● **Requirement**: Update the data by replacing each "leader-line" with "connector-line" and leaving everything else unchanged.

(Listings of element regions)
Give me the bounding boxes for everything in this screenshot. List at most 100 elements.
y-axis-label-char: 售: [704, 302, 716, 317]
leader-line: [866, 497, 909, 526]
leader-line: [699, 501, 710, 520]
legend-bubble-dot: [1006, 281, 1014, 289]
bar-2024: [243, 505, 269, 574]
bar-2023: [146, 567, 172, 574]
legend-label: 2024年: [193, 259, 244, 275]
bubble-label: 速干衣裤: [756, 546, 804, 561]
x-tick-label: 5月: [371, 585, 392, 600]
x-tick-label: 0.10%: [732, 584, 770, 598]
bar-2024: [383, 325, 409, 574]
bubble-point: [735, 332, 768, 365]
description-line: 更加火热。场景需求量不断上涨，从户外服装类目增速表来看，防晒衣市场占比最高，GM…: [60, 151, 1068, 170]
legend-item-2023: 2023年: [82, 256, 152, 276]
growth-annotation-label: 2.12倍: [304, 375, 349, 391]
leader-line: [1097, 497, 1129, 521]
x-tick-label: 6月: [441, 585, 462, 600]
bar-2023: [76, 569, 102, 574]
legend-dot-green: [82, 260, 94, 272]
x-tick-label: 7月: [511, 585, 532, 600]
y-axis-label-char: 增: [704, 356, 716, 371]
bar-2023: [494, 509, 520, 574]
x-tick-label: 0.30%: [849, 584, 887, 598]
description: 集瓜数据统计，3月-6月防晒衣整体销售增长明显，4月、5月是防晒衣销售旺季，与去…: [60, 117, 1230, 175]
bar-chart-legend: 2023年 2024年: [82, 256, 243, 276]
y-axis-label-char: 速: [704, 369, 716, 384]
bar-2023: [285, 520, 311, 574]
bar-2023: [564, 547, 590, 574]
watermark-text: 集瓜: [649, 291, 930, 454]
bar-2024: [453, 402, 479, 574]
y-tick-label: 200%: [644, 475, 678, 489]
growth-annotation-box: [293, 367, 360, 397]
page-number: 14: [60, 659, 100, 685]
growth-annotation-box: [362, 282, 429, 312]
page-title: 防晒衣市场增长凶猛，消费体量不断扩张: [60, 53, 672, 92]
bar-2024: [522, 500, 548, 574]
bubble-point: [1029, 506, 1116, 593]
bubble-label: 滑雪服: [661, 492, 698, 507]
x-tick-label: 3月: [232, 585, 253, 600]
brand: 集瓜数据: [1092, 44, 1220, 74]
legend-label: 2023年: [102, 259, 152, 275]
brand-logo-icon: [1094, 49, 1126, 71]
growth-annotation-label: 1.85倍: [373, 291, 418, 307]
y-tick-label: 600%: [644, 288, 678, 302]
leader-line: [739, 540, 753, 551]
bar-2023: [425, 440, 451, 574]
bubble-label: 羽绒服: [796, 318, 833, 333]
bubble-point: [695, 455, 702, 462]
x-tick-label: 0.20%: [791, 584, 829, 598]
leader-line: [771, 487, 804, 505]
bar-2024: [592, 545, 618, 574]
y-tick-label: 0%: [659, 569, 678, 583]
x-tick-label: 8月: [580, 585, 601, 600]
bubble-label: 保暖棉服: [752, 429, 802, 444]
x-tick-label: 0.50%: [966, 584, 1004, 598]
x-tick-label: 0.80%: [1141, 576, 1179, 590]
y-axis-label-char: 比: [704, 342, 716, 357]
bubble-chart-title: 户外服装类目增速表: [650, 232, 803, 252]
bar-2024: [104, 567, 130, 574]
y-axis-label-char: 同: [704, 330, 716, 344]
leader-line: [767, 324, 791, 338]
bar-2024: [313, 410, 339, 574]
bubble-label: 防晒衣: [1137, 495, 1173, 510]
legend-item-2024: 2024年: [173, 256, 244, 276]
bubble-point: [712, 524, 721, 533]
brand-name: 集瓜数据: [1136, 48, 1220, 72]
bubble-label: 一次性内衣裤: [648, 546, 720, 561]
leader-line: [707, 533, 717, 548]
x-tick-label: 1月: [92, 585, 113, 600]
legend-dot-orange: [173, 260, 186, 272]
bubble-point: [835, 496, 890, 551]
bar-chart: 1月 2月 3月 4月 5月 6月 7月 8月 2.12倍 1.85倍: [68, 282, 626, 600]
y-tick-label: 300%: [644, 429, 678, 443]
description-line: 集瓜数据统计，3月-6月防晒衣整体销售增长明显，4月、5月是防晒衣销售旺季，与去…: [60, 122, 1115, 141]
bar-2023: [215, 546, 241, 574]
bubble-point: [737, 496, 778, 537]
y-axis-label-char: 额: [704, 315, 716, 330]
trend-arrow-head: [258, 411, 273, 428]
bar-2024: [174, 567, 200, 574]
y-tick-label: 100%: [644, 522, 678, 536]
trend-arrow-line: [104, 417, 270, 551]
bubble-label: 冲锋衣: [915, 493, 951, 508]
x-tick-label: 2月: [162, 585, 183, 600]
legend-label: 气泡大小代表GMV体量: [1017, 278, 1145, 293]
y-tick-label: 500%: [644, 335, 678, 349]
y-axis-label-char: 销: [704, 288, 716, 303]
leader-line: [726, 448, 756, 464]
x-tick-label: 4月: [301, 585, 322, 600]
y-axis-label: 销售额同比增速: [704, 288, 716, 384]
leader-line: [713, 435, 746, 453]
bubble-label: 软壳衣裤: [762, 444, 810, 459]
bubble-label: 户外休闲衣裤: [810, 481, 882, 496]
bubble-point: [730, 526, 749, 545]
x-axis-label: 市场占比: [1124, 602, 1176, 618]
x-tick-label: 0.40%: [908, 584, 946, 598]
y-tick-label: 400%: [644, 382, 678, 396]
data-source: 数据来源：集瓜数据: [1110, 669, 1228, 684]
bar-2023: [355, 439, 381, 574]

● **Answer to the task**:
Give me the bounding boxes for everything in this screenshot. List at most 100 elements.
y-axis-label-char: 售: [704, 302, 716, 317]
connector-line: [866, 497, 909, 526]
connector-line: [699, 501, 710, 520]
legend-bubble-dot: [1006, 281, 1014, 289]
bar-2024: [243, 505, 269, 574]
bar-2023: [146, 567, 172, 574]
legend-label: 2024年: [193, 259, 244, 275]
bubble-label: 速干衣裤: [756, 546, 804, 561]
x-tick-label: 5月: [371, 585, 392, 600]
x-tick-label: 0.10%: [732, 584, 770, 598]
bar-2024: [383, 325, 409, 574]
bubble-point: [735, 332, 768, 365]
description-line: 更加火热。场景需求量不断上涨，从户外服装类目增速表来看，防晒衣市场占比最高，GM…: [60, 151, 1068, 170]
legend-item-2023: 2023年: [82, 256, 152, 276]
growth-annotation-label: 2.12倍: [304, 375, 349, 391]
connector-line: [1097, 497, 1129, 521]
x-tick-label: 6月: [441, 585, 462, 600]
bar-2023: [76, 569, 102, 574]
legend-dot-green: [82, 260, 94, 272]
x-tick-label: 7月: [511, 585, 532, 600]
y-axis-label-char: 增: [704, 356, 716, 371]
bar-2023: [494, 509, 520, 574]
x-tick-label: 0.30%: [849, 584, 887, 598]
description: 集瓜数据统计，3月-6月防晒衣整体销售增长明显，4月、5月是防晒衣销售旺季，与去…: [60, 117, 1230, 175]
bar-chart-legend: 2023年 2024年: [82, 256, 243, 276]
y-axis-label-char: 速: [704, 369, 716, 384]
bar-2023: [285, 520, 311, 574]
bar-2023: [564, 547, 590, 574]
watermark-text: 集瓜: [649, 291, 930, 454]
bar-2024: [453, 402, 479, 574]
y-tick-label: 200%: [644, 475, 678, 489]
growth-annotation-box: [293, 367, 360, 397]
page-number: 14: [60, 659, 100, 685]
growth-annotation-box: [362, 282, 429, 312]
page-title: 防晒衣市场增长凶猛，消费体量不断扩张: [60, 53, 672, 92]
bar-2024: [522, 500, 548, 574]
bubble-point: [1029, 506, 1116, 593]
bubble-label: 滑雪服: [661, 492, 698, 507]
x-tick-label: 3月: [232, 585, 253, 600]
brand: 集瓜数据: [1092, 44, 1220, 74]
legend-label: 2023年: [102, 259, 152, 275]
brand-logo-icon: [1094, 49, 1126, 71]
growth-annotation-label: 1.85倍: [373, 291, 418, 307]
y-tick-label: 600%: [644, 288, 678, 302]
connector-line: [739, 540, 753, 551]
bar-2023: [425, 440, 451, 574]
bubble-label: 羽绒服: [796, 318, 833, 333]
bubble-point: [695, 455, 702, 462]
x-tick-label: 0.20%: [791, 584, 829, 598]
connector-line: [771, 487, 804, 505]
bar-2024: [592, 545, 618, 574]
y-tick-label: 0%: [659, 569, 678, 583]
x-tick-label: 8月: [580, 585, 601, 600]
bubble-label: 保暖棉服: [752, 429, 802, 444]
x-tick-label: 0.50%: [966, 584, 1004, 598]
x-tick-label: 0.80%: [1141, 576, 1179, 590]
y-axis-label-char: 比: [704, 342, 716, 357]
bubble-chart-title: 户外服装类目增速表: [650, 232, 803, 252]
bar-2024: [104, 567, 130, 574]
y-axis-label-char: 同: [704, 330, 716, 344]
connector-line: [767, 324, 791, 338]
bar-2024: [313, 410, 339, 574]
bubble-label: 防晒衣: [1137, 495, 1173, 510]
legend-item-2024: 2024年: [173, 256, 244, 276]
bubble-point: [712, 524, 721, 533]
brand-name: 集瓜数据: [1136, 48, 1220, 72]
bubble-label: 一次性内衣裤: [648, 546, 720, 561]
connector-line: [707, 533, 717, 548]
x-tick-label: 1月: [92, 585, 113, 600]
legend-dot-orange: [173, 260, 186, 272]
bubble-point: [835, 496, 890, 551]
bar-chart: 1月 2月 3月 4月 5月 6月 7月 8月 2.12倍 1.85倍: [68, 282, 626, 600]
y-tick-label: 300%: [644, 429, 678, 443]
description-line: 集瓜数据统计，3月-6月防晒衣整体销售增长明显，4月、5月是防晒衣销售旺季，与去…: [60, 122, 1115, 141]
bar-2023: [215, 546, 241, 574]
bubble-point: [737, 496, 778, 537]
y-axis-label-char: 额: [704, 315, 716, 330]
trend-arrow-head: [258, 411, 273, 428]
bar-2024: [174, 567, 200, 574]
y-tick-label: 100%: [644, 522, 678, 536]
trend-arrow-line: [104, 417, 270, 551]
bubble-label: 冲锋衣: [915, 493, 951, 508]
x-tick-label: 2月: [162, 585, 183, 600]
legend-label: 气泡大小代表GMV体量: [1017, 278, 1145, 293]
y-tick-label: 500%: [644, 335, 678, 349]
y-axis-label-char: 销: [704, 288, 716, 303]
connector-line: [726, 448, 756, 464]
x-tick-label: 4月: [301, 585, 322, 600]
y-axis-label: 销售额同比增速: [704, 288, 716, 384]
connector-line: [713, 435, 746, 453]
bubble-label: 软壳衣裤: [762, 444, 810, 459]
bubble-label: 户外休闲衣裤: [810, 481, 882, 496]
bubble-point: [730, 526, 749, 545]
x-axis-label: 市场占比: [1124, 602, 1176, 618]
x-tick-label: 0.40%: [908, 584, 946, 598]
y-tick-label: 400%: [644, 382, 678, 396]
data-source: 数据来源：集瓜数据: [1110, 669, 1228, 684]
bar-2023: [355, 439, 381, 574]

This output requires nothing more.